Supplied entries
##############################
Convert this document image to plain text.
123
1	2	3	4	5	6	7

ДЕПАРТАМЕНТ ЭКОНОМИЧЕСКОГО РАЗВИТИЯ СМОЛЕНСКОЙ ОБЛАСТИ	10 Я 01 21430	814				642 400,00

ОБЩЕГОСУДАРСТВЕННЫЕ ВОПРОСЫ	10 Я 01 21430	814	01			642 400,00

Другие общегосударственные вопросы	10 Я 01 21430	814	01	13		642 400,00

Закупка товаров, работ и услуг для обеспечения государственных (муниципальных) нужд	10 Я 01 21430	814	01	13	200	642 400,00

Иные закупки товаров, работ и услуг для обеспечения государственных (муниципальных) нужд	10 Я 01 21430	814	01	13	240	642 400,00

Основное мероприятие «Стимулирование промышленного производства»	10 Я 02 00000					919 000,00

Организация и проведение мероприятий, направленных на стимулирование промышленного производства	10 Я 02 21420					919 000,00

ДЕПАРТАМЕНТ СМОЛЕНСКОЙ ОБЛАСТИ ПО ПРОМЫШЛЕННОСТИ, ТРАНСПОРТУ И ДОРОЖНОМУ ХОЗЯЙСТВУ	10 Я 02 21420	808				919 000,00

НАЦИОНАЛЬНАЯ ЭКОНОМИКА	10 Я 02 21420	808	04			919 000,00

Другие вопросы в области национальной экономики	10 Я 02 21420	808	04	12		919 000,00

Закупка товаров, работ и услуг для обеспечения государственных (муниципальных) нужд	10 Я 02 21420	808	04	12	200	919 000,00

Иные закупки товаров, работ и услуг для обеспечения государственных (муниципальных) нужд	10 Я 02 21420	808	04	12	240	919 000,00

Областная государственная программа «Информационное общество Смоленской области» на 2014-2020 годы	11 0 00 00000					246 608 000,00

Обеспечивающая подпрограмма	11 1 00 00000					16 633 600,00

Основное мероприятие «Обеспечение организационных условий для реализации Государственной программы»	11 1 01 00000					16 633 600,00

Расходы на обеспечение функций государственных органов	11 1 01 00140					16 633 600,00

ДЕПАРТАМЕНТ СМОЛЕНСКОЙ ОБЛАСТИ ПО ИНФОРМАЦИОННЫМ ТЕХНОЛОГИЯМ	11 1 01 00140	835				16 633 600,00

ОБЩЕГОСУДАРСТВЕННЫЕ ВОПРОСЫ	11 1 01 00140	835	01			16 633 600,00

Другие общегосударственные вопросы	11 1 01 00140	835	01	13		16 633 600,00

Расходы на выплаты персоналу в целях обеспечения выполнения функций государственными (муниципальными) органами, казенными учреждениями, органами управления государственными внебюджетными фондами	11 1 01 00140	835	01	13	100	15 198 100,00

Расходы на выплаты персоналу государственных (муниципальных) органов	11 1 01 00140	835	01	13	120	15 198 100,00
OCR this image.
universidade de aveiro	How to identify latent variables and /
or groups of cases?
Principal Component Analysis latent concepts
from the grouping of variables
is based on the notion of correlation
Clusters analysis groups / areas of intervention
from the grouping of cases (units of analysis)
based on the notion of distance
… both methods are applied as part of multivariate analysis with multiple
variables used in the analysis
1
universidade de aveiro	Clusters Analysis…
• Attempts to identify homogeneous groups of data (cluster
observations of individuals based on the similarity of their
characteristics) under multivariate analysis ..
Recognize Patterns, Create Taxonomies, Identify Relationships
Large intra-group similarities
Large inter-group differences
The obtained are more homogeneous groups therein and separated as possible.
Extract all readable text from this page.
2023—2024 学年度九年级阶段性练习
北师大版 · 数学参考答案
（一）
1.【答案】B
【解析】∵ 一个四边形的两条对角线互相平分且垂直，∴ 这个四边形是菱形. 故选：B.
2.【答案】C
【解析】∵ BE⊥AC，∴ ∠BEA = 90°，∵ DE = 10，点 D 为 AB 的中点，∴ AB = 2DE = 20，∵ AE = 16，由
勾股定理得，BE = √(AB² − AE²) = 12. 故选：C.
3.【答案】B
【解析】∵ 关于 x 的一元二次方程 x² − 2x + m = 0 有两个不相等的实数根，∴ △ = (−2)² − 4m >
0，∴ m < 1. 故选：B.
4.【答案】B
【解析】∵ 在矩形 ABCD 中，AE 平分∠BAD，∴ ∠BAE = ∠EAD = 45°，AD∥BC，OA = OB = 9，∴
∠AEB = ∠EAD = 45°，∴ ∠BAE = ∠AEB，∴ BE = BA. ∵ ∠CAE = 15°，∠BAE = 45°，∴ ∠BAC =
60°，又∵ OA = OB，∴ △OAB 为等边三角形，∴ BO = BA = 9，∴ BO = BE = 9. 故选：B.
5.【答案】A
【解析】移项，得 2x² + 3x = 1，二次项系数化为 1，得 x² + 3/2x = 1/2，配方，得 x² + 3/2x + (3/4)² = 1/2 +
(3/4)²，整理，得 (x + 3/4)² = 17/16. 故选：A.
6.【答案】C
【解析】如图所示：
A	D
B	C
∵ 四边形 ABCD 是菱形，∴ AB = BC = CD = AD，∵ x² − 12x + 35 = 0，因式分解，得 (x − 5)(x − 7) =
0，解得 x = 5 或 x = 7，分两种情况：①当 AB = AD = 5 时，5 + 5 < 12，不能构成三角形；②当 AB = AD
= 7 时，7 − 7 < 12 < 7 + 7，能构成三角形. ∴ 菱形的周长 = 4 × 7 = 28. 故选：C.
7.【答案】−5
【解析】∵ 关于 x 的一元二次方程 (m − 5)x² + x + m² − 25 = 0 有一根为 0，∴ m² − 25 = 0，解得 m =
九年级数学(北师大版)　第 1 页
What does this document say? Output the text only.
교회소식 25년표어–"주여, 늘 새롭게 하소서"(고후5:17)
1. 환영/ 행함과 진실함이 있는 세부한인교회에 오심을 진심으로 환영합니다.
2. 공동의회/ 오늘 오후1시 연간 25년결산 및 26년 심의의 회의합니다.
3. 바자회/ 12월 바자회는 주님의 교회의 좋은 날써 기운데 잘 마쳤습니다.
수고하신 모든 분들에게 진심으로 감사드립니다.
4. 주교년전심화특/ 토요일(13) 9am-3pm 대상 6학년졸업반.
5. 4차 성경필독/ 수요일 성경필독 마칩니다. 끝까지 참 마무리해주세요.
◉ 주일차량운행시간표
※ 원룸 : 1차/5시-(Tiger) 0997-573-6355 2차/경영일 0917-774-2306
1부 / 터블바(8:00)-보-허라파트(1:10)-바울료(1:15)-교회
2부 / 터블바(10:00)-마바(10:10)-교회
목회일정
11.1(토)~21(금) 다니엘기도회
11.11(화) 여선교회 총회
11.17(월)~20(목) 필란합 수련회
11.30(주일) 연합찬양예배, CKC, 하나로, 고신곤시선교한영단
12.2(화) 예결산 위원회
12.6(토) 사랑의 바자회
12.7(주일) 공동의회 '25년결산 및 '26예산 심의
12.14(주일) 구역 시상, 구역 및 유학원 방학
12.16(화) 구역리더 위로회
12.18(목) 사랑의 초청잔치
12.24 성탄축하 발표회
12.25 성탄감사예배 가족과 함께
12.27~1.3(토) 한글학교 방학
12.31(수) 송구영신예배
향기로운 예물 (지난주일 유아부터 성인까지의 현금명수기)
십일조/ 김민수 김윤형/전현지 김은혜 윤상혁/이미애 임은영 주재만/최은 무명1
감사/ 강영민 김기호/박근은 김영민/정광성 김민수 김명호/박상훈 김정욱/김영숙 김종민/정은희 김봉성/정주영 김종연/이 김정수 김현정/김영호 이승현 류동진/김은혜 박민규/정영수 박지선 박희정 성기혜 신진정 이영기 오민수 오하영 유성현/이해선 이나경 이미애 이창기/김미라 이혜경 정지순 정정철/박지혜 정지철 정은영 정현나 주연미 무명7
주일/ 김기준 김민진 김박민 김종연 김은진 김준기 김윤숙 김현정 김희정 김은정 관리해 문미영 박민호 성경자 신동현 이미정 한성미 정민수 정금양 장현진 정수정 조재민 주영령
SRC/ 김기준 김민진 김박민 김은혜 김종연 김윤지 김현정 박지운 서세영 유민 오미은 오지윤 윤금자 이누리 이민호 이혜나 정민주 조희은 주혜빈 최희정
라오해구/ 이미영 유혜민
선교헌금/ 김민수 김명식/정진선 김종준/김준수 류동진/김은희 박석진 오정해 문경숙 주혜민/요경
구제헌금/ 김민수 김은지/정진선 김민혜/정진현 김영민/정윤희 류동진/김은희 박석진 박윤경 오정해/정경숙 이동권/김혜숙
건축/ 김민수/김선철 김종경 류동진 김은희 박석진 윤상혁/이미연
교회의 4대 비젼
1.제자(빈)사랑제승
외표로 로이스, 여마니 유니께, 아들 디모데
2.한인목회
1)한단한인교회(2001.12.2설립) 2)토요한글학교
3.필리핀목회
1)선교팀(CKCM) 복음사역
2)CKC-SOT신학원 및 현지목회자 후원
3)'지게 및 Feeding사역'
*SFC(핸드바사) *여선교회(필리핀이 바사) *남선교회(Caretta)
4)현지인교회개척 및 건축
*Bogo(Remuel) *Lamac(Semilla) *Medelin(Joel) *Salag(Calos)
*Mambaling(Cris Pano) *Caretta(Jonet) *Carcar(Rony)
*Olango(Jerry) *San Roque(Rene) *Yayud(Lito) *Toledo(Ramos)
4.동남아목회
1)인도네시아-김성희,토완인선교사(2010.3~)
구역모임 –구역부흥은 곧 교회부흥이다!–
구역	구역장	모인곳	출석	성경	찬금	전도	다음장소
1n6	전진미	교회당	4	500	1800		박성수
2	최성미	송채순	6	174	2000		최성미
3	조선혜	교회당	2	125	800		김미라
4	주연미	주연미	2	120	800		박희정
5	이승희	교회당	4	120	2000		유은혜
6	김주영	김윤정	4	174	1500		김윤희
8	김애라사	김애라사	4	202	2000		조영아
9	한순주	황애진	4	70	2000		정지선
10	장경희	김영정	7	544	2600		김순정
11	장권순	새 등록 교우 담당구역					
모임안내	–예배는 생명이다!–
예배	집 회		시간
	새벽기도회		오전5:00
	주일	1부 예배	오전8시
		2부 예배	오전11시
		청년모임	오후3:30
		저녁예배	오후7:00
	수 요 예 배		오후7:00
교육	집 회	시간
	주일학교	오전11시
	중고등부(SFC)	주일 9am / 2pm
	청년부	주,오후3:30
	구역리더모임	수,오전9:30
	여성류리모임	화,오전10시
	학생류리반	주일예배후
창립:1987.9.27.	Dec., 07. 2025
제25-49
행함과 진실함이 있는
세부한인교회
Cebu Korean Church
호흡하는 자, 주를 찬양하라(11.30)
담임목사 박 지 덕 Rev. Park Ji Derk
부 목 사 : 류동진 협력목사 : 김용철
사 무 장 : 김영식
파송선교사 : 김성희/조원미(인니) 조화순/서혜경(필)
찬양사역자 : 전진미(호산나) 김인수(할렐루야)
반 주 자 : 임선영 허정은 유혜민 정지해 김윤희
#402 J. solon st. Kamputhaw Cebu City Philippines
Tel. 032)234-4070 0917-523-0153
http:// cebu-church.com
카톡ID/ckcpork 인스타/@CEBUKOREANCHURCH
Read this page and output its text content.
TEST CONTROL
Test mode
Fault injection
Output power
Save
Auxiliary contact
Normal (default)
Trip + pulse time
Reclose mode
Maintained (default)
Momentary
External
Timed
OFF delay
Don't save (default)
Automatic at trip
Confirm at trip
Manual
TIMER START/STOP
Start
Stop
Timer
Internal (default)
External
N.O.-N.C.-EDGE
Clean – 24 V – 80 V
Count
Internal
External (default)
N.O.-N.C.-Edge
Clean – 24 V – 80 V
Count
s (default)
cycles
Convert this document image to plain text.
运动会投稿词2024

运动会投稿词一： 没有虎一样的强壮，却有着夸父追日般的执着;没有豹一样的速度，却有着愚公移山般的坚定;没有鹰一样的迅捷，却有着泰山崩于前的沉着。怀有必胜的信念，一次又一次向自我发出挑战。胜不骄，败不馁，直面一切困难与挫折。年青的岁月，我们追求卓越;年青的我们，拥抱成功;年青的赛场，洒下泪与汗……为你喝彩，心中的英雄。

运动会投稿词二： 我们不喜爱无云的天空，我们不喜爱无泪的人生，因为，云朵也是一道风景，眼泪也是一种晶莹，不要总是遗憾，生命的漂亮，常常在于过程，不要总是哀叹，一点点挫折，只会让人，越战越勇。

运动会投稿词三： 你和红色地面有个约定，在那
##############################
Written instruction
Output the line holding "Read this page and output its text content.", then every later line through the end of the records above, exactly as given and nothing else.

Written answer
Read this page and output its text content.
TEST CONTROL
Test mode
Fault injection
Output power
Save
Auxiliary contact
Normal (default)
Trip + pulse time
Reclose mode
Maintained (default)
Momentary
External
Timed
OFF delay
Don't save (default)
Automatic at trip
Confirm at trip
Manual
TIMER START/STOP
Start
Stop
Timer
Internal (default)
External
N.O.-N.C.-EDGE
Clean – 24 V – 80 V
Count
Internal
External (default)
N.O.-N.C.-Edge
Clean – 24 V – 80 V
Count
s (default)
cycles
Convert this document image to plain text.
运动会投稿词2024

运动会投稿词一： 没有虎一样的强壮，却有着夸父追日般的执着;没有豹一样的速度，却有着愚公移山般的坚定;没有鹰一样的迅捷，却有着泰山崩于前的沉着。怀有必胜的信念，一次又一次向自我发出挑战。胜不骄，败不馁，直面一切困难与挫折。年青的岁月，我们追求卓越;年青的我们，拥抱成功;年青的赛场，洒下泪与汗……为你喝彩，心中的英雄。

运动会投稿词二： 我们不喜爱无云的天空，我们不喜爱无泪的人生，因为，云朵也是一道风景，眼泪也是一种晶莹，不要总是遗憾，生命的漂亮，常常在于过程，不要总是哀叹，一点点挫折，只会让人，越战越勇。

运动会投稿词三： 你和红色地面有个约定，在那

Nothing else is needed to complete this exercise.